>> start Material for the task

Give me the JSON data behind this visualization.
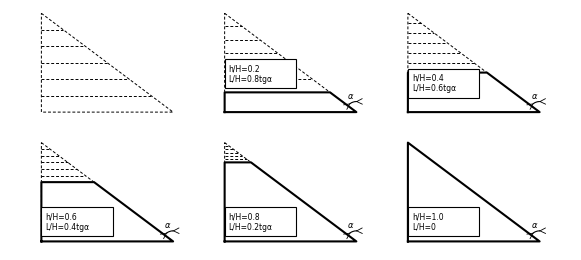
{
  "panels": [
    {
      "hH": 0.0,
      "label_hH": "",
      "label_LH": "",
      "show_label_box": false
    },
    {
      "hH": 0.2,
      "label_hH": "h/H=0.2",
      "label_LH": "L/H=0.8tgα",
      "show_label_box": true
    },
    {
      "hH": 0.4,
      "label_hH": "h/H=0.4",
      "label_LH": "L/H=0.6tgα",
      "show_label_box": true
    },
    {
      "hH": 0.6,
      "label_hH": "h/H=0.6",
      "label_LH": "L/H=0.4tgα",
      "show_label_box": true
    },
    {
      "hH": 0.8,
      "label_hH": "h/H=0.8",
      "label_LH": "L/H=0.2tgα",
      "show_label_box": true
    },
    {
      "hH": 1.0,
      "label_hH": "h/H=1.0",
      "label_LH": "L/H=0",
      "show_label_box": true
    }
  ],
  "n_dashed_layers": 4,
  "background": "white",
  "figsize": [
    5.81,
    2.6
  ],
  "dpi": 100
}
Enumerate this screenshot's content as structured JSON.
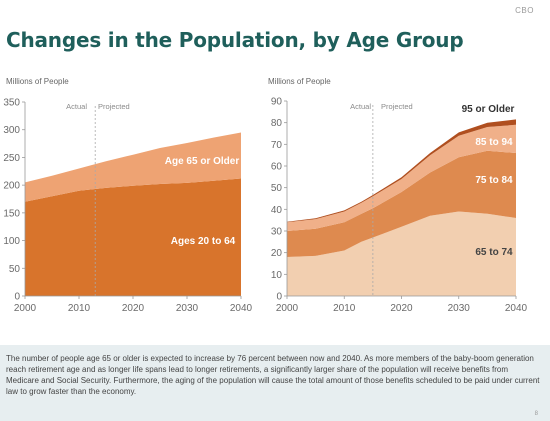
{
  "source_label": "CBO",
  "title": "Changes in the Population, by Age Group",
  "caption": "The number of people age 65 or older is expected to increase by 76 percent between now and 2040. As more members of the baby-boom generation reach retirement age and as longer life spans lead to longer retirements, a significantly larger share of the population will receive benefits from Medicare and Social Security. Furthermore, the aging of the population will cause the total amount of those benefits scheduled to be paid under current law to grow faster than the economy.",
  "page_number": "8",
  "chart_data": [
    {
      "type": "area",
      "stacked": true,
      "ylabel": "Millions of People",
      "x": [
        2000,
        2005,
        2010,
        2013,
        2015,
        2020,
        2025,
        2030,
        2035,
        2040
      ],
      "xticks": [
        2000,
        2010,
        2020,
        2030,
        2040
      ],
      "yticks": [
        0,
        50,
        100,
        150,
        200,
        250,
        300,
        350
      ],
      "ylim": [
        0,
        350
      ],
      "divider_x": 2013,
      "actual_label": "Actual",
      "projected_label": "Projected",
      "series": [
        {
          "name": "Ages 20 to 64",
          "values": [
            170,
            180,
            190,
            193,
            195,
            199,
            202,
            204,
            208,
            212
          ],
          "color": "#d8742c"
        },
        {
          "name": "Age 65 or Older",
          "values": [
            35,
            37,
            40,
            45,
            48,
            56,
            65,
            72,
            78,
            83
          ],
          "color": "#eea373"
        }
      ]
    },
    {
      "type": "area",
      "stacked": true,
      "ylabel": "Millions of People",
      "x": [
        2000,
        2005,
        2010,
        2013,
        2015,
        2020,
        2025,
        2030,
        2035,
        2040
      ],
      "xticks": [
        2000,
        2010,
        2020,
        2030,
        2040
      ],
      "yticks": [
        0,
        10,
        20,
        30,
        40,
        50,
        60,
        70,
        80,
        90
      ],
      "ylim": [
        0,
        90
      ],
      "divider_x": 2015,
      "actual_label": "Actual",
      "projected_label": "Projected",
      "series": [
        {
          "name": "65 to 74",
          "values": [
            18,
            18.5,
            21,
            25,
            27,
            32,
            37,
            39,
            38,
            36
          ],
          "color": "#f2cfb0"
        },
        {
          "name": "75 to 84",
          "values": [
            12,
            12.5,
            13,
            13,
            13.5,
            16,
            20,
            25,
            29,
            30
          ],
          "color": "#de8a4f"
        },
        {
          "name": "85 to 94",
          "values": [
            4,
            4.5,
            5,
            5,
            5.5,
            6,
            8,
            10,
            11,
            13
          ],
          "color": "#f0b089"
        },
        {
          "name": "95 or Older",
          "values": [
            0.3,
            0.4,
            0.5,
            0.5,
            0.6,
            0.8,
            1,
            1.5,
            2,
            2.5
          ],
          "color": "#b04f1f"
        }
      ]
    }
  ]
}
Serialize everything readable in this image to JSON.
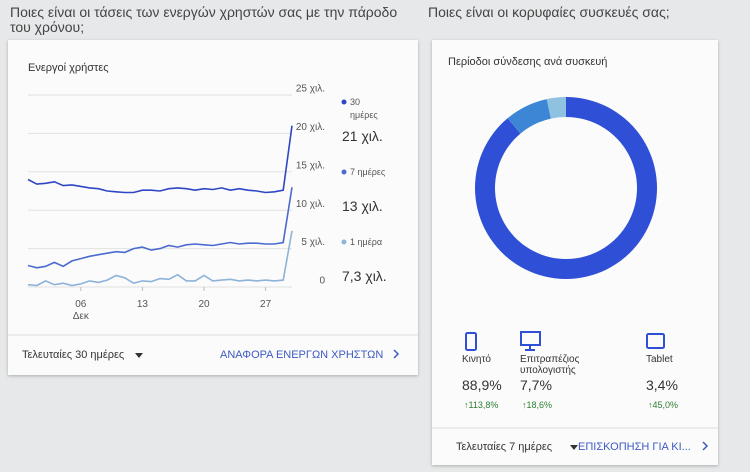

>> end Material for the task

> **To be done**: Repeat the entries exactly and keep the pictures out of the copy.

> **Exercise output**:
Give me the JSON data behind this visualization.
{
  "panels": [
    {
      "hH": 0.0,
      "label_hH": "",
      "label_LH": "",
      "show_label_box": false
    },
    {
      "hH": 0.2,
      "label_hH": "h/H=0.2",
      "label_LH": "L/H=0.8tgα",
      "show_label_box": true
    },
    {
      "hH": 0.4,
      "label_hH": "h/H=0.4",
      "label_LH": "L/H=0.6tgα",
      "show_label_box": true
    },
    {
      "hH": 0.6,
      "label_hH": "h/H=0.6",
      "label_LH": "L/H=0.4tgα",
      "show_label_box": true
    },
    {
      "hH": 0.8,
      "label_hH": "h/H=0.8",
      "label_LH": "L/H=0.2tgα",
      "show_label_box": true
    },
    {
      "hH": 1.0,
      "label_hH": "h/H=1.0",
      "label_LH": "L/H=0",
      "show_label_box": true
    }
  ],
  "n_dashed_layers": 4,
  "background": "white",
  "figsize": [
    5.81,
    2.6
  ],
  "dpi": 100
}
Enumerate this screenshot's content as structured JSON.
{
  "source_label": "CBO",
  "title": "Changes in the Population, by Age Group",
  "caption": "The number of people age 65 or older is expected to increase by 76 percent between now and 2040. As more members of the baby-boom generation reach retirement age and as longer life spans lead to longer retirements, a significantly larger share of the population will receive benefits from Medicare and Social Security. Furthermore, the aging of the population will cause the total amount of those benefits scheduled to be paid under current law to grow faster than the economy.",
  "page_number": "8",
  "chart_data": [
    {
      "type": "area",
      "stacked": true,
      "ylabel": "Millions of People",
      "x": [
        2000,
        2005,
        2010,
        2013,
        2015,
        2020,
        2025,
        2030,
        2035,
        2040
      ],
      "xticks": [
        2000,
        2010,
        2020,
        2030,
        2040
      ],
      "yticks": [
        0,
        50,
        100,
        150,
        200,
        250,
        300,
        350
      ],
      "ylim": [
        0,
        350
      ],
      "divider_x": 2013,
      "actual_label": "Actual",
      "projected_label": "Projected",
      "series": [
        {
          "name": "Ages 20 to 64",
          "values": [
            170,
            180,
            190,
            193,
            195,
            199,
            202,
            204,
            208,
            212
          ],
          "color": "#d8742c"
        },
        {
          "name": "Age 65 or Older",
          "values": [
            35,
            37,
            40,
            45,
            48,
            56,
            65,
            72,
            78,
            83
          ],
          "color": "#eea373"
        }
      ]
    },
    {
      "type": "area",
      "stacked": true,
      "ylabel": "Millions of People",
      "x": [
        2000,
        2005,
        2010,
        2013,
        2015,
        2020,
        2025,
        2030,
        2035,
        2040
      ],
      "xticks": [
        2000,
        2010,
        2020,
        2030,
        2040
      ],
      "yticks": [
        0,
        10,
        20,
        30,
        40,
        50,
        60,
        70,
        80,
        90
      ],
      "ylim": [
        0,
        90
      ],
      "divider_x": 2015,
      "actual_label": "Actual",
      "projected_label": "Projected",
      "series": [
        {
          "name": "65 to 74",
          "values": [
            18,
            18.5,
            21,
            25,
            27,
            32,
            37,
            39,
            38,
            36
          ],
          "color": "#f2cfb0"
        },
        {
          "name": "75 to 84",
          "values": [
            12,
            12.5,
            13,
            13,
            13.5,
            16,
            20,
            25,
            29,
            30
          ],
          "color": "#de8a4f"
        },
        {
          "name": "85 to 94",
          "values": [
            4,
            4.5,
            5,
            5,
            5.5,
            6,
            8,
            10,
            11,
            13
          ],
          "color": "#f0b089"
        },
        {
          "name": "95 or Older",
          "values": [
            0.3,
            0.4,
            0.5,
            0.5,
            0.6,
            0.8,
            1,
            1.5,
            2,
            2.5
          ],
          "color": "#b04f1f"
        }
      ]
    }
  ]
}
Serialize everything readable in this image to JSON.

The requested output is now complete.